Problem statement: Verbatim copy, images removed: write out the entries below.

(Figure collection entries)

□ □ □ □ □ □ □

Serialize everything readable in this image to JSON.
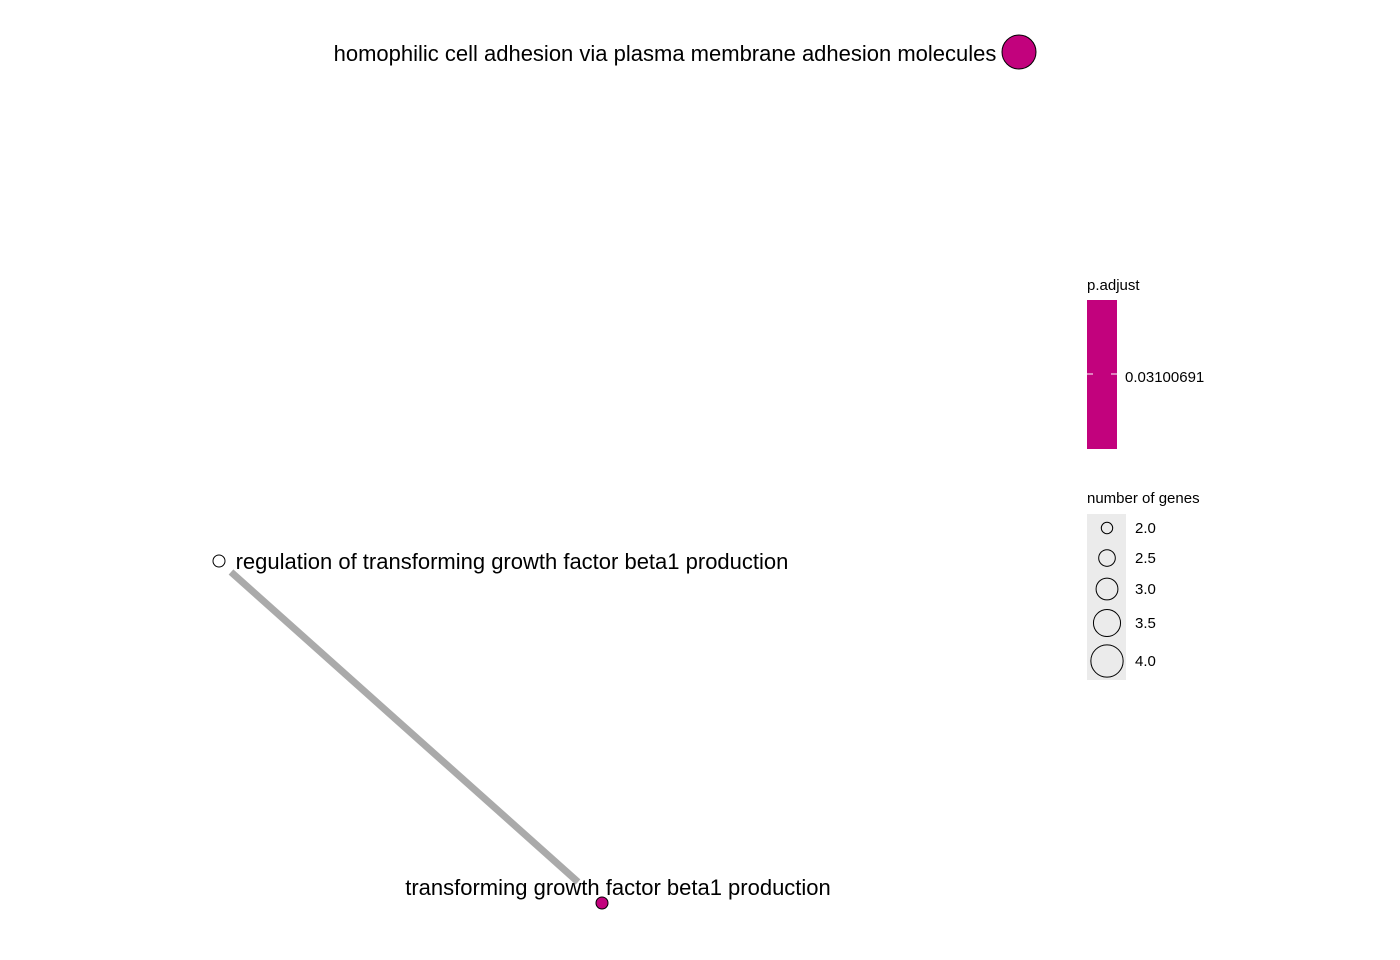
{
  "chart_data": {
    "type": "network",
    "nodes": [
      {
        "id": "n1",
        "label": "homophilic cell adhesion via plasma membrane adhesion molecules",
        "size": 4.0,
        "p_adjust": 0.03100691,
        "fill": "#c2027d"
      },
      {
        "id": "n2",
        "label": "regulation of transforming growth factor beta1 production",
        "size": 2.0,
        "p_adjust": null,
        "fill": "#ffffff"
      },
      {
        "id": "n3",
        "label": "transforming growth factor beta1 production",
        "size": 2.0,
        "p_adjust": 0.03100691,
        "fill": "#c2027d"
      }
    ],
    "edges": [
      {
        "source": "n2",
        "target": "n3",
        "color": "#aaaaaa"
      }
    ],
    "legend": {
      "color": {
        "title": "p.adjust",
        "label": "0.03100691",
        "color": "#c2027d"
      },
      "size": {
        "title": "number of genes",
        "entries": [
          "2.0",
          "2.5",
          "3.0",
          "3.5",
          "4.0"
        ],
        "values": [
          2.0,
          2.5,
          3.0,
          3.5,
          4.0
        ]
      }
    }
  }
}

□ □ □ □ □ □ □

Response to the task:
Serialize everything readable in this image to JSON.
{
  "chart_data": {
    "type": "network",
    "nodes": [
      {
        "id": "n1",
        "label": "homophilic cell adhesion via plasma membrane adhesion molecules",
        "size": 4.0,
        "p_adjust": 0.03100691,
        "fill": "#c2027d"
      },
      {
        "id": "n2",
        "label": "regulation of transforming growth factor beta1 production",
        "size": 2.0,
        "p_adjust": null,
        "fill": "#ffffff"
      },
      {
        "id": "n3",
        "label": "transforming growth factor beta1 production",
        "size": 2.0,
        "p_adjust": 0.03100691,
        "fill": "#c2027d"
      }
    ],
    "edges": [
      {
        "source": "n2",
        "target": "n3",
        "color": "#aaaaaa"
      }
    ],
    "legend": {
      "color": {
        "title": "p.adjust",
        "label": "0.03100691",
        "color": "#c2027d"
      },
      "size": {
        "title": "number of genes",
        "entries": [
          "2.0",
          "2.5",
          "3.0",
          "3.5",
          "4.0"
        ],
        "values": [
          2.0,
          2.5,
          3.0,
          3.5,
          4.0
        ]
      }
    }
  }
}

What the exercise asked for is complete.